**DOCUMENT EXTRACT**
══════
Is Google Notes Safe? (And Is Samsung Notes Any Better?)

By · · 5 min read

If you picked up an Android phone in the last few years, you probably have two notes apps already installed: Google Keep (sometimes called Google Notes) and Samsung Notes if you're on a Galaxy device. They're free, they're fast, and they sync across your devices without any setup.

But are they safe? That depends on what you mean by safe — and what you're trying to protect your notes from.

Full disclosure: I built Scrib, an encrypted offline notes app for Android. I have an obvious bias toward apps that keep data off servers entirely. I'll try to be fair anyway.

What "Safe" Actually Means

There are two different questions most people are asking when they search "is Google Notes safe":

Both questions matter. The answers are different for each app.

Google Notes (Google Keep)

Short answer: Your notes live on Google's servers. Google can read them. The content may be used to personalize your Google experience, including ads.
══════
[Data excerpted from a collection]
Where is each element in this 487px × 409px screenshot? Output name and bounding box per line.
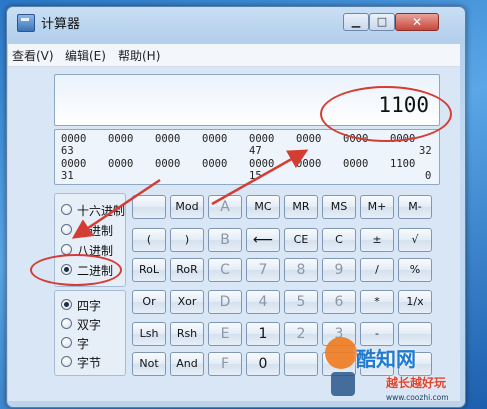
key-E[interactable]: E [208, 322, 242, 346]
key-8[interactable]: 8 [284, 258, 318, 282]
key-9[interactable]: 9 [322, 258, 356, 282]
key-MS[interactable]: MS [322, 195, 356, 219]
key-RoR[interactable]: RoR [170, 258, 204, 282]
annotation-ellipse [30, 254, 122, 286]
key-*[interactable]: * [360, 290, 394, 314]
key-A[interactable]: A [208, 195, 242, 219]
key-C[interactable]: C [322, 228, 356, 252]
key-Rsh[interactable]: Rsh [170, 322, 204, 346]
key-CE[interactable]: CE [284, 228, 318, 252]
key-And[interactable]: And [170, 352, 204, 376]
key-2[interactable]: 2 [284, 322, 318, 346]
key-Lsh[interactable]: Lsh [132, 322, 166, 346]
annotation-ellipse [320, 86, 452, 142]
watermark-title: 酷知网 [356, 347, 416, 371]
watermark-subtitle: 越长越好玩 [386, 376, 447, 390]
key-±[interactable]: ± [360, 228, 394, 252]
key-1[interactable]: 1 [246, 322, 280, 346]
key-MR[interactable]: MR [284, 195, 318, 219]
key-Or[interactable]: Or [132, 290, 166, 314]
key-1/x[interactable]: 1/x [398, 290, 432, 314]
watermark-url: www.coozhi.com [386, 393, 449, 402]
key-C[interactable]: C [208, 258, 242, 282]
key-Mod[interactable]: Mod [170, 195, 204, 219]
key-⟵[interactable]: ⟵ [246, 228, 280, 252]
key-0[interactable]: 0 [246, 352, 280, 376]
key-blank[interactable] [132, 195, 166, 219]
key-7[interactable]: 7 [246, 258, 280, 282]
key-M-[interactable]: M- [398, 195, 432, 219]
key-Not[interactable]: Not [132, 352, 166, 376]
watermark-logo-icon [325, 337, 357, 369]
key-√[interactable]: √ [398, 228, 432, 252]
key-Xor[interactable]: Xor [170, 290, 204, 314]
key-%[interactable]: % [398, 258, 432, 282]
key-/[interactable]: / [360, 258, 394, 282]
key-4[interactable]: 4 [246, 290, 280, 314]
key-blank[interactable] [284, 352, 318, 376]
key-5[interactable]: 5 [284, 290, 318, 314]
key-MC[interactable]: MC [246, 195, 280, 219]
key-D[interactable]: D [208, 290, 242, 314]
key-RoL[interactable]: RoL [132, 258, 166, 282]
watermark-wifi-icon [331, 372, 355, 396]
key-B[interactable]: B [208, 228, 242, 252]
key-M+[interactable]: M+ [360, 195, 394, 219]
key-)[interactable]: ) [170, 228, 204, 252]
key-6[interactable]: 6 [322, 290, 356, 314]
key-F[interactable]: F [208, 352, 242, 376]
key-([interactable]: ( [132, 228, 166, 252]
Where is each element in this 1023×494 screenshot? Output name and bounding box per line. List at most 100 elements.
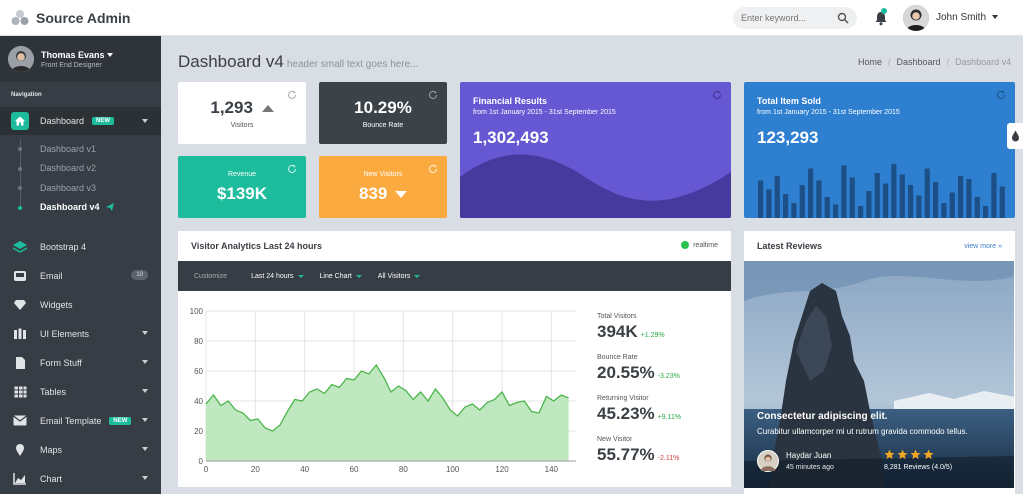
sidebar-item-maps[interactable]: Maps: [0, 435, 161, 464]
y-tick-label: 100: [190, 307, 204, 316]
x-tick-label: 120: [495, 465, 509, 474]
rating-stars: [884, 449, 934, 460]
sidebar-item-form-stuff[interactable]: Form Stuff: [0, 348, 161, 377]
nav-heading: Navigation: [11, 92, 42, 98]
realtime-indicator: realtime: [681, 241, 718, 249]
top-bar: Source Admin John Smith: [0, 0, 1023, 36]
sold-bar: [908, 185, 914, 218]
submenu-item-dashboard-v1[interactable]: Dashboard v1: [0, 139, 161, 159]
chevron-down-icon: [142, 447, 148, 451]
financial-results-card: Financial Results from 1st January 2015 …: [460, 82, 731, 218]
refresh-icon[interactable]: [996, 90, 1006, 100]
sidebar-item-email-template[interactable]: Email Template NEW: [0, 406, 161, 435]
metric-returning-visitor: Returning Visitor 45.23% +9.11%: [597, 395, 681, 424]
review-headline: Consectetur adipiscing elit.: [757, 411, 888, 422]
sold-bar: [808, 168, 814, 218]
x-tick-label: 40: [300, 465, 309, 474]
submenu-item-label: Dashboard v2: [40, 163, 97, 174]
star-icon: [897, 449, 908, 460]
search-icon[interactable]: [837, 12, 849, 24]
chart-icon: [11, 470, 29, 488]
metric-value: 55.77% -2.11%: [597, 445, 680, 464]
x-tick-label: 0: [204, 465, 209, 474]
status-dot: [681, 241, 690, 249]
paper-plane-icon: [105, 203, 114, 212]
sidebar-item-dashboard[interactable]: Dashboard NEW: [0, 107, 161, 135]
theme-switcher-tab[interactable]: [1007, 123, 1023, 149]
sold-bar: [816, 180, 822, 218]
view-more-link[interactable]: view more »: [964, 243, 1002, 250]
analytics-title: Visitor Analytics Last 24 hours: [191, 241, 323, 251]
submenu-item-dashboard-v2[interactable]: Dashboard v2: [0, 159, 161, 179]
sidebar-item-ui-elements[interactable]: UI Elements: [0, 319, 161, 348]
sold-bar: [974, 197, 980, 218]
sidebar-item-label: Maps: [40, 444, 63, 455]
sold-bar: [824, 197, 830, 218]
chevron-down-icon: [414, 274, 421, 278]
sold-bar: [983, 206, 989, 218]
visitors-label: Visitors: [230, 122, 254, 129]
revenue-value: $139K: [216, 184, 268, 203]
sidebar-item-widgets[interactable]: Widgets: [0, 290, 161, 319]
bounce-rate-value: 10.29%: [354, 98, 412, 117]
visitor-analytics-panel: Visitor Analytics Last 24 hours realtime…: [178, 231, 731, 487]
sidebar-item-label: Email: [40, 270, 63, 281]
submenu-item-label: Dashboard v3: [40, 182, 97, 193]
search-input[interactable]: [741, 13, 833, 23]
header-user-name: John Smith: [936, 12, 987, 23]
refresh-icon[interactable]: [712, 90, 722, 100]
chart-type-label: Line Chart: [319, 272, 352, 280]
financial-range: from 1st January 2015 - 31st September 2…: [473, 109, 616, 116]
envelope-icon: [11, 412, 29, 430]
header-user-menu[interactable]: John Smith: [936, 12, 998, 23]
sold-bar: [783, 194, 789, 218]
chevron-down-icon: [297, 274, 304, 278]
brand-logo-icon: [11, 10, 29, 25]
brand[interactable]: Source Admin: [10, 8, 130, 28]
sidebar-item-tables[interactable]: Tables: [0, 377, 161, 406]
sidebar-item-email[interactable]: Email 10: [0, 261, 161, 290]
revenue-card: Revenue $139K: [178, 156, 306, 218]
search-box[interactable]: [733, 7, 857, 29]
x-tick-label: 20: [251, 465, 260, 474]
items-sold-value: 123,293: [757, 128, 819, 147]
breadcrumb-separator: /: [946, 57, 950, 67]
breadcrumb-current: Dashboard v4: [955, 57, 1012, 67]
sold-bar: [891, 164, 897, 218]
customize-button[interactable]: Customize: [194, 273, 227, 280]
map-marker-icon: [11, 441, 29, 459]
submenu-item-dashboard-v3[interactable]: Dashboard v3: [0, 178, 161, 198]
breadcrumb-dashboard[interactable]: Dashboard: [897, 57, 941, 67]
file-icon: [11, 354, 29, 372]
new-visitors-value: 839: [319, 184, 447, 204]
sidebar: Thomas Evans Front End Designer Navigati…: [0, 36, 161, 494]
page-subtitle: header small text goes here...: [286, 59, 419, 70]
sold-bar: [949, 192, 955, 218]
reviews-title: Latest Reviews: [757, 241, 823, 251]
sold-bar: [924, 168, 930, 218]
sold-bar: [966, 179, 972, 218]
sold-bar: [999, 186, 1005, 218]
sold-bar: [958, 176, 964, 218]
breadcrumb-home[interactable]: Home: [858, 57, 882, 67]
sold-bar: [858, 206, 864, 218]
notification-dot: [881, 8, 887, 14]
star-icon: [923, 449, 934, 460]
submenu-item-dashboard-v4[interactable]: Dashboard v4: [0, 198, 161, 218]
sold-bar: [766, 189, 772, 218]
metric-change: -2.11%: [657, 455, 680, 462]
items-sold-range: from 1st January 2015 - 31st September 2…: [757, 109, 900, 116]
sidebar-item-bootstrap[interactable]: Bootstrap 4: [0, 232, 161, 261]
header-avatar[interactable]: [903, 5, 929, 31]
chevron-down-icon: [142, 331, 148, 335]
sidebar-item-chart[interactable]: Chart: [0, 464, 161, 493]
new-badge: NEW: [92, 117, 115, 125]
chevron-down-icon: [142, 119, 148, 123]
period-dropdown[interactable]: Last 24 hours: [251, 273, 304, 280]
audience-dropdown[interactable]: All Visitors: [378, 273, 421, 280]
sidebar-item-label: Widgets: [40, 299, 73, 310]
sidebar-item-label: Dashboard: [40, 116, 85, 126]
sidebar-user[interactable]: Thomas Evans Front End Designer: [0, 36, 161, 82]
chart-type-dropdown[interactable]: Line Chart: [320, 273, 362, 280]
metric-total-visitors: Total Visitors 394K +1.29%: [597, 313, 665, 342]
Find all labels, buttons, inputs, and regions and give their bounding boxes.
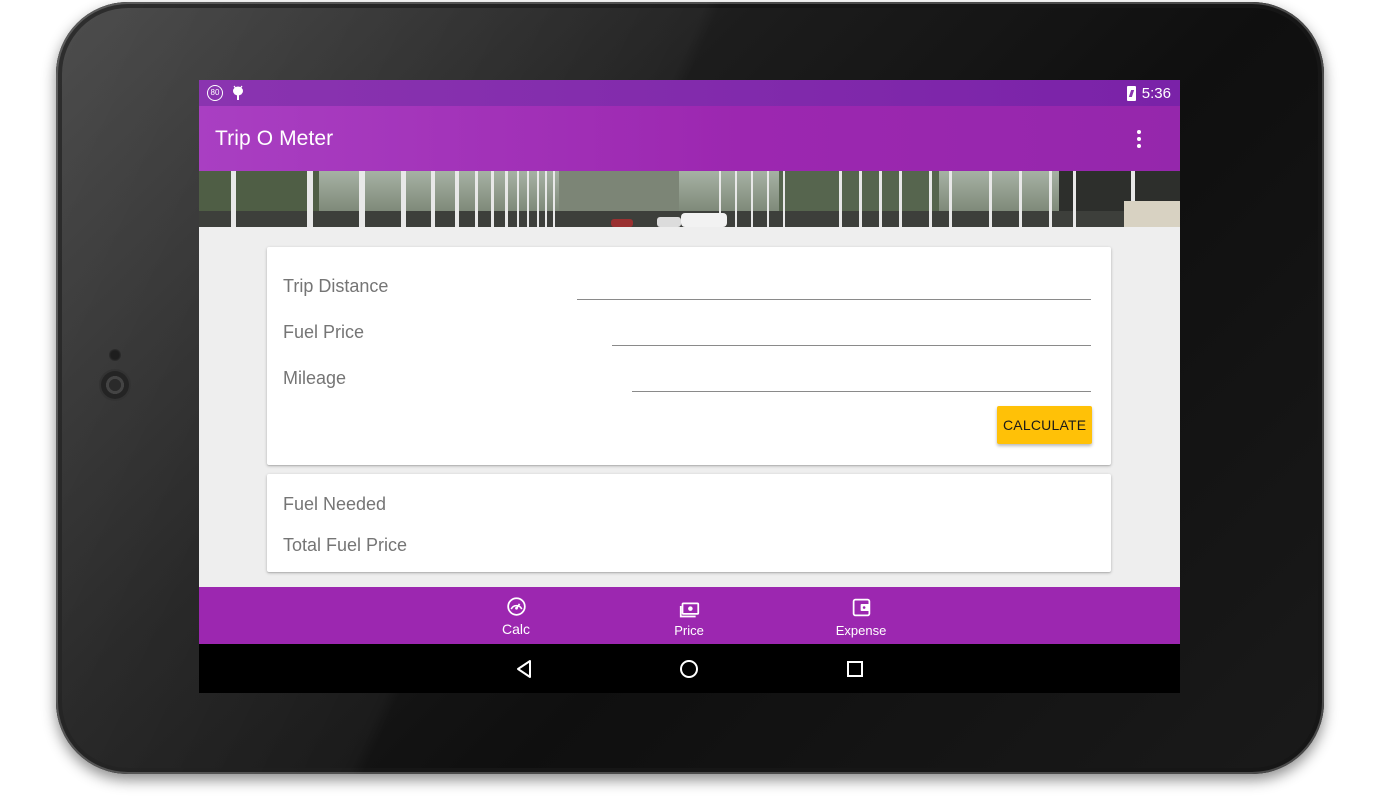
header-banner-image bbox=[199, 171, 1180, 227]
mileage-input[interactable] bbox=[632, 367, 1091, 392]
wallet-icon bbox=[852, 598, 871, 617]
back-triangle-icon[interactable] bbox=[511, 656, 537, 682]
recents-square-icon[interactable] bbox=[842, 656, 868, 682]
fuel-price-input[interactable] bbox=[612, 321, 1091, 346]
speedometer-icon bbox=[507, 597, 526, 616]
nav-item-expense[interactable]: Expense bbox=[806, 587, 916, 644]
money-icon bbox=[679, 602, 700, 618]
app-bar: Trip O Meter bbox=[199, 106, 1180, 171]
road-photo bbox=[199, 171, 1180, 227]
results-card: Fuel Needed Total Fuel Price bbox=[267, 474, 1111, 572]
trip-input-card: Trip Distance Fuel Price Mileage CALCULA… bbox=[267, 247, 1111, 465]
sensor-dot bbox=[109, 349, 121, 361]
more-vert-icon[interactable] bbox=[1128, 128, 1150, 150]
fuel-price-field-wrap bbox=[612, 321, 1091, 347]
calculate-button[interactable]: CALCULATE bbox=[997, 406, 1092, 444]
nav-item-calc[interactable]: Calc bbox=[461, 587, 571, 644]
android-debug-icon bbox=[233, 85, 243, 100]
status-left-icons: 80 bbox=[207, 85, 245, 101]
mileage-field-wrap bbox=[632, 367, 1091, 393]
status-time: 5:36 bbox=[1141, 85, 1171, 102]
status-bar: 80 5:36 bbox=[199, 80, 1180, 106]
nav-label-price: Price bbox=[674, 623, 704, 638]
trip-distance-input[interactable] bbox=[577, 275, 1091, 300]
fuel-price-label: Fuel Price bbox=[283, 322, 365, 342]
status-right: 5:36 bbox=[1126, 85, 1171, 102]
nav-item-price[interactable]: Price bbox=[634, 587, 744, 644]
nav-label-expense: Expense bbox=[835, 623, 887, 638]
mileage-label: Mileage bbox=[283, 368, 347, 388]
battery-charging-icon bbox=[1126, 86, 1136, 101]
trip-distance-label: Trip Distance bbox=[283, 276, 389, 296]
total-fuel-price-label: Total Fuel Price bbox=[283, 535, 408, 555]
bottom-navigation: Calc Price Expense bbox=[199, 587, 1180, 644]
nav-label-calc: Calc bbox=[501, 621, 530, 637]
app-title: Trip O Meter bbox=[215, 127, 334, 150]
fuel-needed-label: Fuel Needed bbox=[283, 494, 387, 514]
front-camera bbox=[101, 371, 129, 399]
speed-limit-80-icon: 80 bbox=[207, 85, 223, 101]
device-screen: 80 5:36 Trip O Meter Trip Distance Fuel … bbox=[199, 80, 1180, 693]
home-circle-icon[interactable] bbox=[676, 656, 702, 682]
trip-distance-field-wrap bbox=[577, 275, 1091, 301]
system-navigation-bar bbox=[199, 644, 1180, 693]
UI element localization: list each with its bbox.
══════
**WHAT YOU NEED TO DO**
1. From the article on Google Notes safety, reproduce word for word the passage between "Is Google Notes Safe?" and "be fair anyway.", inclusive.
2. Using the article on Google Notes safety, answer the following:
(a) Besides Google Keep, which notes app does the article say is installed on Galaxy devices?
(b) What kind of app does the writer disclose having built?
(c) According to the short answer about Google Keep, where do the notes live?

**ANSWERS BELOW**
1.
Is Google Notes Safe? (And Is Samsung Notes Any Better?)

By · · 5 min read

If you picked up an Android phone in the last few years, you probably have two notes apps already installed: Google Keep (sometimes called Google Notes) and Samsung Notes if you're on a Galaxy device. They're free, they're fast, and they sync across your devices without any setup.

But are they safe? That depends on what you mean by safe — and what you're trying to protect your notes from.

Full disclosure: I built Scrib, an encrypted offline notes app for Android. I have an obvious bias toward apps that keep data off servers entirely. I'll try to be fair anyway.

2.
(a) Samsung Notes.
(b) Scrib, an encrypted offline notes app for Android.
(c) On Google's servers.